Record list:

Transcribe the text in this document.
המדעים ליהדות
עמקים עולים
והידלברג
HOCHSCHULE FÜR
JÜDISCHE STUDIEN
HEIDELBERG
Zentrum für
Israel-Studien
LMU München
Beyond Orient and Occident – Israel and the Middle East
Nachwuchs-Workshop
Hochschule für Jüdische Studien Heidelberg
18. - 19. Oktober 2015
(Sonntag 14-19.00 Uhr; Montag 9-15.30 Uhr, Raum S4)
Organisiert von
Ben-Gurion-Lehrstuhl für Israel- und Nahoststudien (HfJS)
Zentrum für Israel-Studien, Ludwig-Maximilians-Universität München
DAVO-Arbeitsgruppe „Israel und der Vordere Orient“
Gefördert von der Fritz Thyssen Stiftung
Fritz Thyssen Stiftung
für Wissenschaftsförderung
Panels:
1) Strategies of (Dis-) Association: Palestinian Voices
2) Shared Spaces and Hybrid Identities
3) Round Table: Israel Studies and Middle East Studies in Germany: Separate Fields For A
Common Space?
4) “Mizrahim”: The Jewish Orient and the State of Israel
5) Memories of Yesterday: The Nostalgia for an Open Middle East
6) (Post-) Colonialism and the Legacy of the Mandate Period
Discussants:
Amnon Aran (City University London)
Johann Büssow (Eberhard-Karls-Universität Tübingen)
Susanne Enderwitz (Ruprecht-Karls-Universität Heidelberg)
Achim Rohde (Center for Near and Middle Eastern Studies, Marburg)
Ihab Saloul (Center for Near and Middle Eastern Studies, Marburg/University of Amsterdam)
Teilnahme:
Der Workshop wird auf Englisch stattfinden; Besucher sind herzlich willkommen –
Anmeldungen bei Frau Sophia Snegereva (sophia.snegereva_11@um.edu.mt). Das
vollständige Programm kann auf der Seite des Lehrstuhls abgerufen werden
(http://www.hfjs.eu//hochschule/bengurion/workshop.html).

---

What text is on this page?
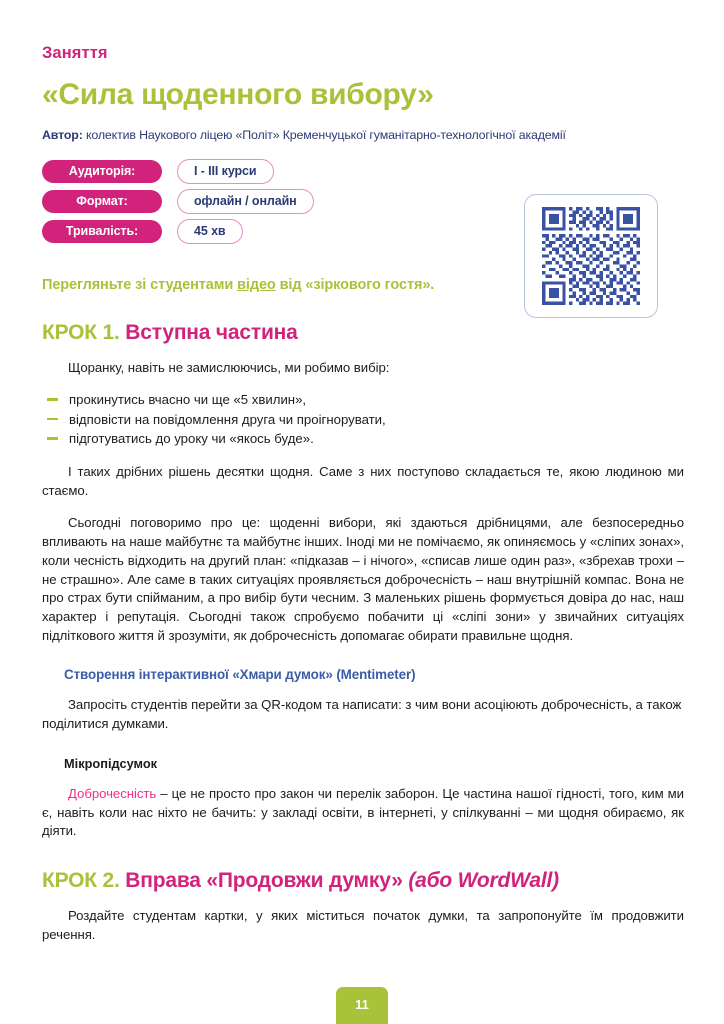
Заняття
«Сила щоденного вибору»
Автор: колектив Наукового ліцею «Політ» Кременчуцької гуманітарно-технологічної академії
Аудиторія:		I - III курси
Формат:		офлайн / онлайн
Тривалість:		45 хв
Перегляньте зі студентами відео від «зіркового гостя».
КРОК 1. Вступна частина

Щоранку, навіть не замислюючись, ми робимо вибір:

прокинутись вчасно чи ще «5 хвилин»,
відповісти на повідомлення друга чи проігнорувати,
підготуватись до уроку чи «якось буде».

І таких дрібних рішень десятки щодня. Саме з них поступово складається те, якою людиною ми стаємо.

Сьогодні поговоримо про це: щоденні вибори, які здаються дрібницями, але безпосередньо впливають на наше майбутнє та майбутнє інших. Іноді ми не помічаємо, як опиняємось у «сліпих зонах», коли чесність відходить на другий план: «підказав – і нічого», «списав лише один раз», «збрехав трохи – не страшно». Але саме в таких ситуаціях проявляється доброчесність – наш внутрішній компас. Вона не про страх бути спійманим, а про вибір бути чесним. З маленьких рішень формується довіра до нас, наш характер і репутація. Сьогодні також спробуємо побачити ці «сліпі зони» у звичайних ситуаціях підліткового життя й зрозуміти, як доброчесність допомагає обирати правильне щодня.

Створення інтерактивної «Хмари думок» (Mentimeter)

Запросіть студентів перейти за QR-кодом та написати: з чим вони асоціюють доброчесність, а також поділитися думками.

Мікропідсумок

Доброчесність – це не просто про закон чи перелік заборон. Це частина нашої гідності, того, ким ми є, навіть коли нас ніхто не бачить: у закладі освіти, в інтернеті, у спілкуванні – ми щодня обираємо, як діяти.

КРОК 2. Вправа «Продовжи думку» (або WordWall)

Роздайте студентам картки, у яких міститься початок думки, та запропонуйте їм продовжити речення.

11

The exercise: Go through the entries above and copy every line containing "Near".

Full response:
Achim Rohde (Center for Near and Middle Eastern Studies, Marburg)
Ihab Saloul (Center for Near and Middle Eastern Studies, Marburg/University of Amsterdam)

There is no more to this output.